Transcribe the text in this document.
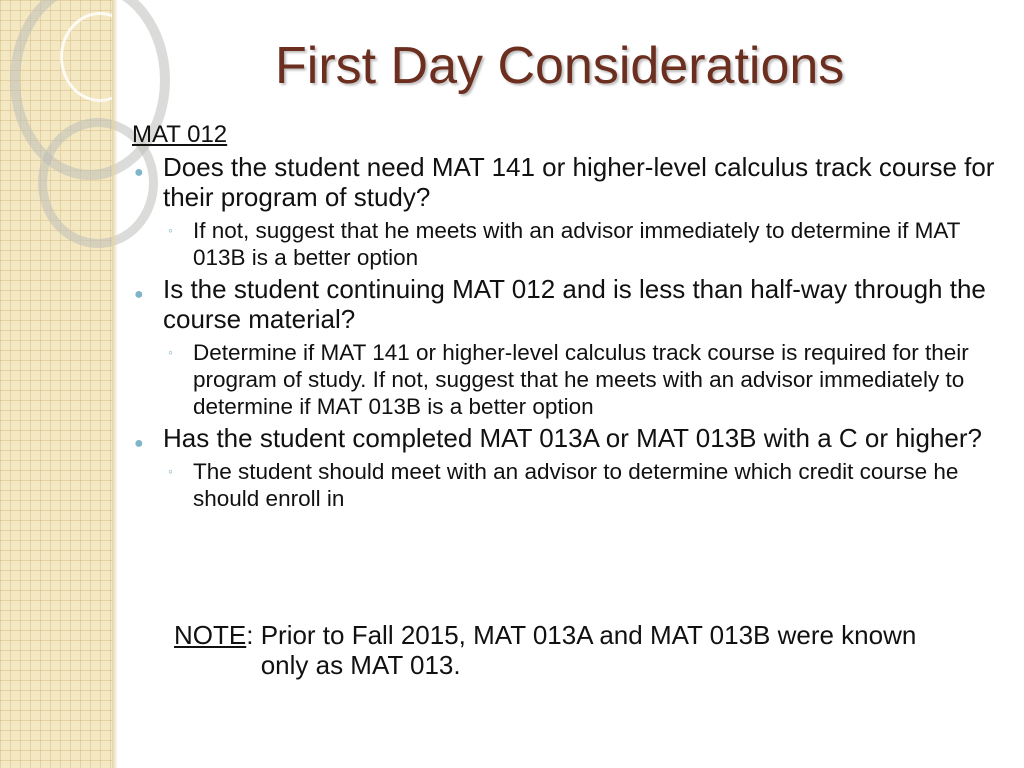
First Day Considerations
MAT 012
● Does the student need MAT 141 or higher-level calculus track course for their program of study?
◦ If not, suggest that he meets with an advisor immediately to determine if MAT 013B is a better option
● Is the student continuing MAT 012 and is less than half-way through the course material?
◦ Determine if MAT 141 or higher-level calculus track course is required for their program of study. If not, suggest that he meets with an advisor immediately to determine if MAT 013B is a better option
● Has the student completed MAT 013A or MAT 013B with a C or higher?
◦ The student should meet with an advisor to determine which credit course he should enroll in
NOTE: Prior to Fall 2015, MAT 013A and MAT 013B were known only as MAT 013.
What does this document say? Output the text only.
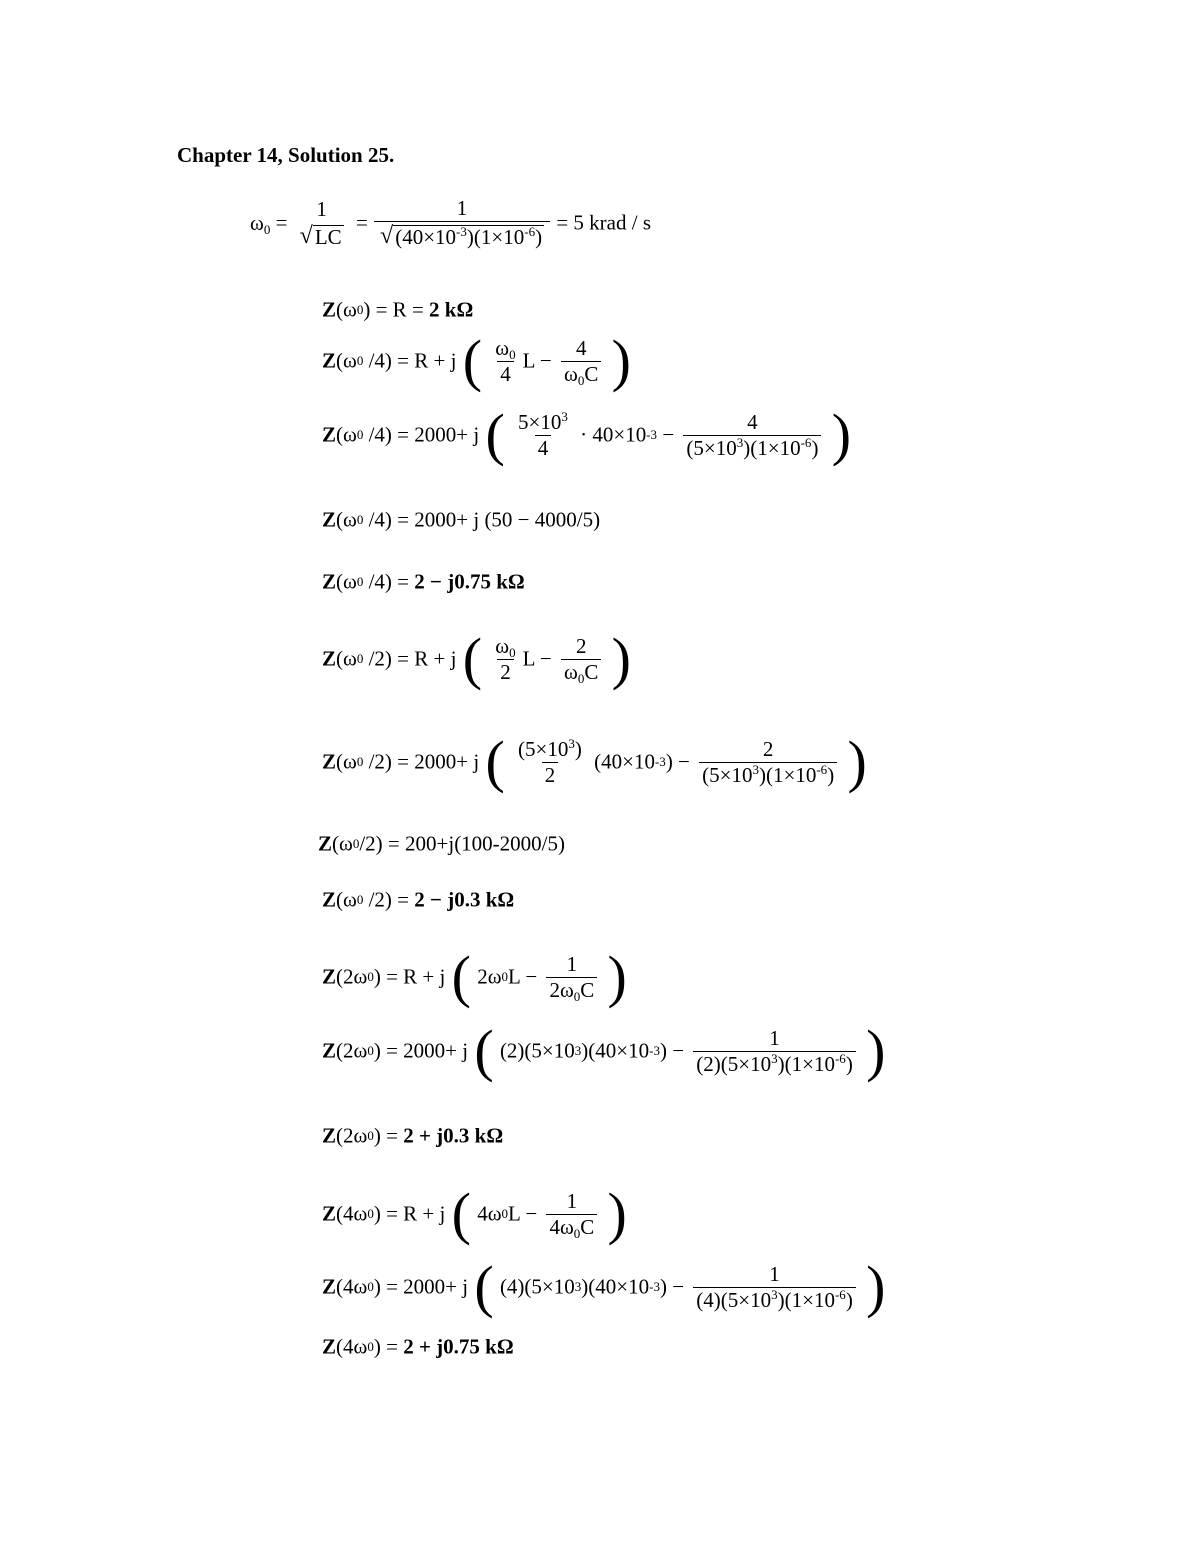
Chapter 14, Solution 25.
$\omega_0$ =
1
√ LC
= $\frac{1}{√ (40\times 10^{-3})(1\times 10^{-6})} = 5$ krad / s
Z(ω0) = R = 2 kΩ
Z(ω0 /4) = R + j ( $\frac{\omega_0}{4}$ $L - \frac{4}{\omega_0C}$ )
Z(ω0 /4) = 2000+ j ( $\frac{5\times 10^3}{4} \cdot 40\times 10-3 - \frac{4}{(5\times 10^3)(1\times 10^{-6})}$ )
Z(ω0 /4) = 2000+ j (50 − 4000/5)
Z(ω0 /4) = 2 − j0.75 kΩ
Z(ω0 /2) = R + j ( $\frac{\omega_0}{2}$ $L - \frac{2}{\omega_0C}$ )
Z(ω0 /2) = 2000+ j ( $\frac{(5\times 10^3)}{2} (40\times 10-3) - \frac{2}{(5\times 10^3)(1\times 10^{-6})}$ )
Z(ω0/2) = 200+j(100-2000/5)
Z(ω0 /2) = 2 − j0.3 kΩ
Z(2ω0) = R + j ( $2\omega 0L - \frac{1}{2\omega_0C}$ )
Z(2ω0) = 2000+ j ( $(2)(5\times 103)(40\times 10-3) - \frac{1}{(2)(5\times 10^3)(1\times 10^{-6})}$ )
Z(2ω0) = 2 + j0.3 kΩ
Z(4ω0) = R + j ( $4\omega 0L - \frac{1}{4\omega_0C}$ )
Z(4ω0) = 2000+ j ( $(4)(5\times 103)(40\times 10-3) - \frac{1}{(4)(5\times 10^3)(1\times 10^{-6})}$ )
Z(4ω0) = 2 + j0.75 kΩ
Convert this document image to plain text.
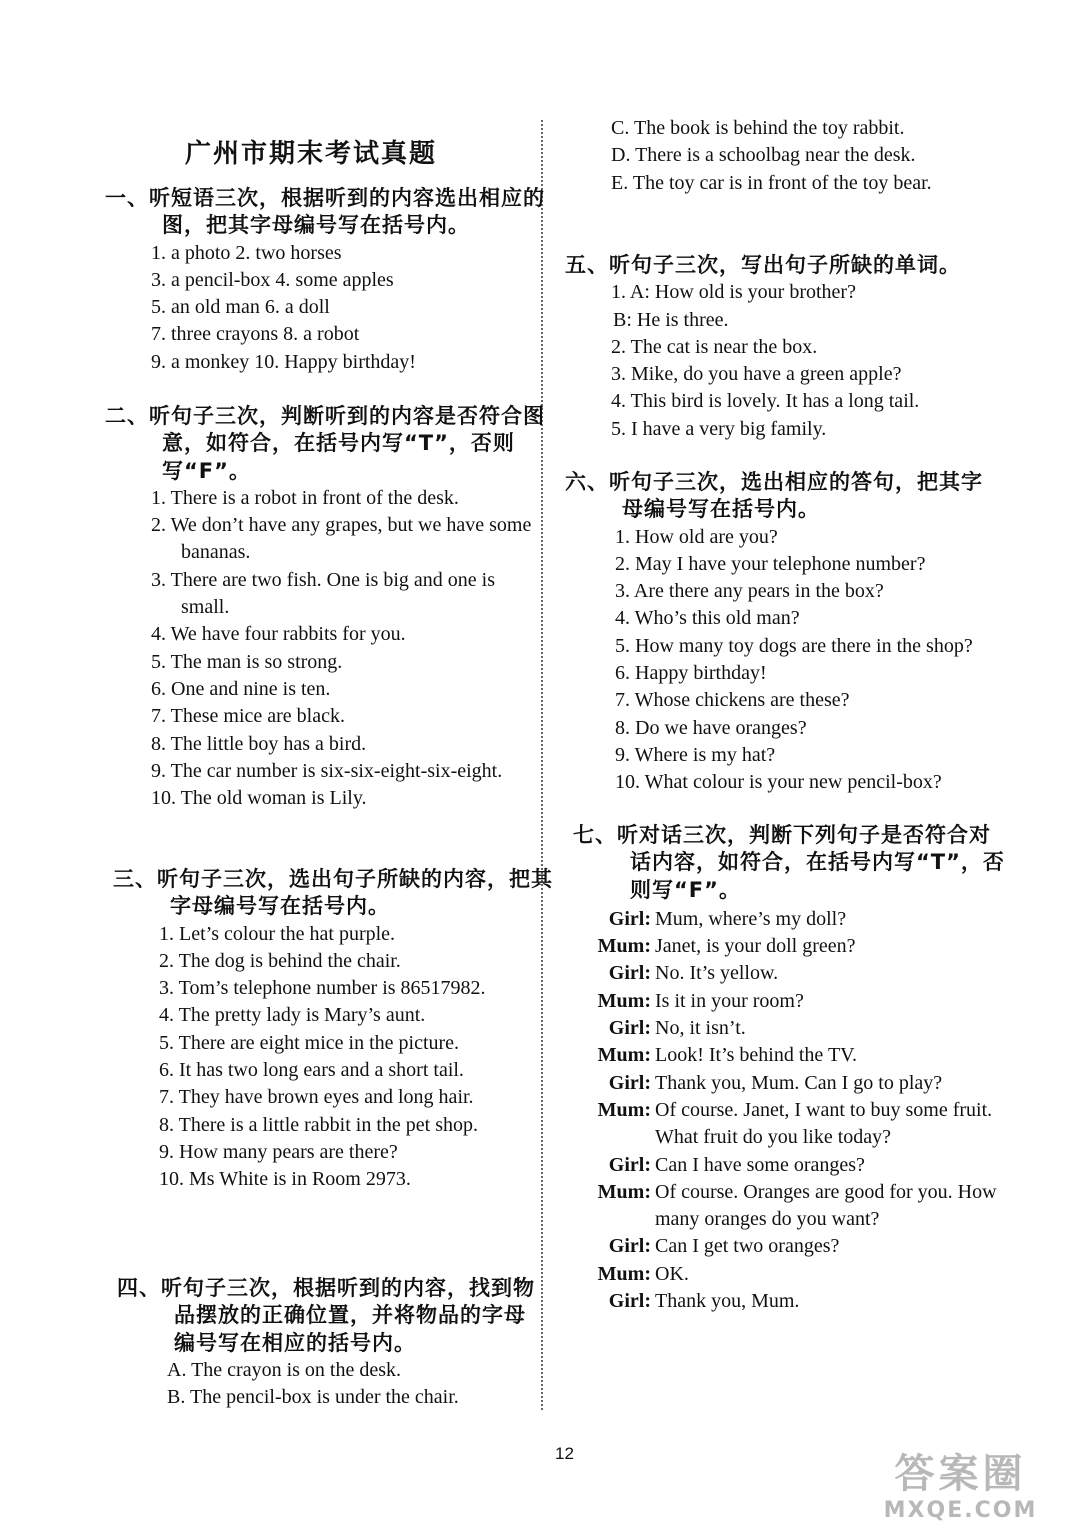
广州市期末考试真题

一、听短语三次，根据听到的内容选出相应的图，把其字母编号写在括号内。

1. a photo 2. two horses
3. a pencil-box 4. some apples
5. an old man 6. a doll
7. three crayons 8. a robot
9. a monkey 10. Happy birthday!

二、听句子三次，判断听到的内容是否符合图意，如符合，在括号内写“T”，否则写“F”。

1. There is a robot in front of the desk.
2. We don’t have any grapes, but we have some bananas.
3. There are two fish. One is big and one is small.
4. We have four rabbits for you.
5. The man is so strong.
6. One and nine is ten.
7. These mice are black.
8. The little boy has a bird.
9. The car number is six-six-eight-six-eight.
10. The old woman is Lily.

三、听句子三次，选出句子所缺的内容，把其字母编号写在括号内。

1. Let’s colour the hat purple.
2. The dog is behind the chair.
3. Tom’s telephone number is 86517982.
4. The pretty lady is Mary’s aunt.
5. There are eight mice in the picture.
6. It has two long ears and a short tail.
7. They have brown eyes and long hair.
8. There is a little rabbit in the pet shop.
9. How many pears are there?
10. Ms White is in Room 2973.

四、听句子三次，根据听到的内容，找到物品摆放的正确位置，并将物品的字母编号写在相应的括号内。

A. The crayon is on the desk.
B. The pencil-box is under the chair.
C. The book is behind the toy rabbit.
D. There is a schoolbag near the desk.
E. The toy car is in front of the toy bear.

五、听句子三次，写出句子所缺的单词。

1. A: How old is your brother?
B: He is three.
2. The cat is near the box.
3. Mike, do you have a green apple?
4. This bird is lovely. It has a long tail.
5. I have a very big family.

六、听句子三次，选出相应的答句，把其字母编号写在括号内。

1. How old are you?
2. May I have your telephone number?
3. Are there any pears in the box?
4. Who’s this old man?
5. How many toy dogs are there in the shop?
6. Happy birthday!
7. Whose chickens are these?
8. Do we have oranges?
9. Where is my hat?
10. What colour is your new pencil-box?

七、听对话三次，判断下列句子是否符合对话内容，如符合，在括号内写“T”，否则写“F”。

Girl: Mum, where’s my doll?
Mum: Janet, is your doll green?
Girl: No. It’s yellow.
Mum: Is it in your room?
Girl: No, it isn’t.
Mum: Look! It’s behind the TV.
Girl: Thank you, Mum. Can I go to play?
Mum: Of course. Janet, I want to buy some fruit. What fruit do you like today?
Girl: Can I have some oranges?
Mum: Of course. Oranges are good for you. How many oranges do you want?
Girl: Can I get two oranges?
Mum: OK.
Girl: Thank you, Mum.
12	答案圈
MXQE.COM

Challenge:
Transcribe all the records above word for word, without their images.

Response to the task:
Transcribe the text in this document.
First Day Considerations
MAT 012
● Does the student need MAT 141 or higher-level calculus track course for their program of study?
◦ If not, suggest that he meets with an advisor immediately to determine if MAT 013B is a better option
● Is the student continuing MAT 012 and is less than half-way through the course material?
◦ Determine if MAT 141 or higher-level calculus track course is required for their program of study. If not, suggest that he meets with an advisor immediately to determine if MAT 013B is a better option
● Has the student completed MAT 013A or MAT 013B with a C or higher?
◦ The student should meet with an advisor to determine which credit course he should enroll in
NOTE: Prior to Fall 2015, MAT 013A and MAT 013B were known only as MAT 013.
What does this document say? Output the text only.
Chapter 14, Solution 25.
$\omega_0$ =
1
√ LC
= $\frac{1}{√ (40\times 10^{-3})(1\times 10^{-6})} = 5$ krad / s
Z(ω0) = R = 2 kΩ
Z(ω0 /4) = R + j ( $\frac{\omega_0}{4}$ $L - \frac{4}{\omega_0C}$ )
Z(ω0 /4) = 2000+ j ( $\frac{5\times 10^3}{4} \cdot 40\times 10-3 - \frac{4}{(5\times 10^3)(1\times 10^{-6})}$ )
Z(ω0 /4) = 2000+ j (50 − 4000/5)
Z(ω0 /4) = 2 − j0.75 kΩ
Z(ω0 /2) = R + j ( $\frac{\omega_0}{2}$ $L - \frac{2}{\omega_0C}$ )
Z(ω0 /2) = 2000+ j ( $\frac{(5\times 10^3)}{2} (40\times 10-3) - \frac{2}{(5\times 10^3)(1\times 10^{-6})}$ )
Z(ω0/2) = 200+j(100-2000/5)
Z(ω0 /2) = 2 − j0.3 kΩ
Z(2ω0) = R + j ( $2\omega 0L - \frac{1}{2\omega_0C}$ )
Z(2ω0) = 2000+ j ( $(2)(5\times 103)(40\times 10-3) - \frac{1}{(2)(5\times 10^3)(1\times 10^{-6})}$ )
Z(2ω0) = 2 + j0.3 kΩ
Z(4ω0) = R + j ( $4\omega 0L - \frac{1}{4\omega_0C}$ )
Z(4ω0) = 2000+ j ( $(4)(5\times 103)(40\times 10-3) - \frac{1}{(4)(5\times 10^3)(1\times 10^{-6})}$ )
Z(4ω0) = 2 + j0.75 kΩ
Convert this document image to plain text.
广州市期末考试真题

一、听短语三次，根据听到的内容选出相应的图，把其字母编号写在括号内。

1. a photo 2. two horses
3. a pencil-box 4. some apples
5. an old man 6. a doll
7. three crayons 8. a robot
9. a monkey 10. Happy birthday!

二、听句子三次，判断听到的内容是否符合图意，如符合，在括号内写“T”，否则写“F”。

1. There is a robot in front of the desk.
2. We don’t have any grapes, but we have some bananas.
3. There are two fish. One is big and one is small.
4. We have four rabbits for you.
5. The man is so strong.
6. One and nine is ten.
7. These mice are black.
8. The little boy has a bird.
9. The car number is six-six-eight-six-eight.
10. The old woman is Lily.

三、听句子三次，选出句子所缺的内容，把其字母编号写在括号内。

1. Let’s colour the hat purple.
2. The dog is behind the chair.
3. Tom’s telephone number is 86517982.
4. The pretty lady is Mary’s aunt.
5. There are eight mice in the picture.
6. It has two long ears and a short tail.
7. They have brown eyes and long hair.
8. There is a little rabbit in the pet shop.
9. How many pears are there?
10. Ms White is in Room 2973.

四、听句子三次，根据听到的内容，找到物品摆放的正确位置，并将物品的字母编号写在相应的括号内。

A. The crayon is on the desk.
B. The pencil-box is under the chair.
C. The book is behind the toy rabbit.
D. There is a schoolbag near the desk.
E. The toy car is in front of the toy bear.

五、听句子三次，写出句子所缺的单词。

1. A: How old is your brother?
B: He is three.
2. The cat is near the box.
3. Mike, do you have a green apple?
4. This bird is lovely. It has a long tail.
5. I have a very big family.

六、听句子三次，选出相应的答句，把其字母编号写在括号内。

1. How old are you?
2. May I have your telephone number?
3. Are there any pears in the box?
4. Who’s this old man?
5. How many toy dogs are there in the shop?
6. Happy birthday!
7. Whose chickens are these?
8. Do we have oranges?
9. Where is my hat?
10. What colour is your new pencil-box?

七、听对话三次，判断下列句子是否符合对话内容，如符合，在括号内写“T”，否则写“F”。

Girl: Mum, where’s my doll?
Mum: Janet, is your doll green?
Girl: No. It’s yellow.
Mum: Is it in your room?
Girl: No, it isn’t.
Mum: Look! It’s behind the TV.
Girl: Thank you, Mum. Can I go to play?
Mum: Of course. Janet, I want to buy some fruit. What fruit do you like today?
Girl: Can I have some oranges?
Mum: Of course. Oranges are good for you. How many oranges do you want?
Girl: Can I get two oranges?
Mum: OK.
Girl: Thank you, Mum.
12	答案圈
MXQE.COM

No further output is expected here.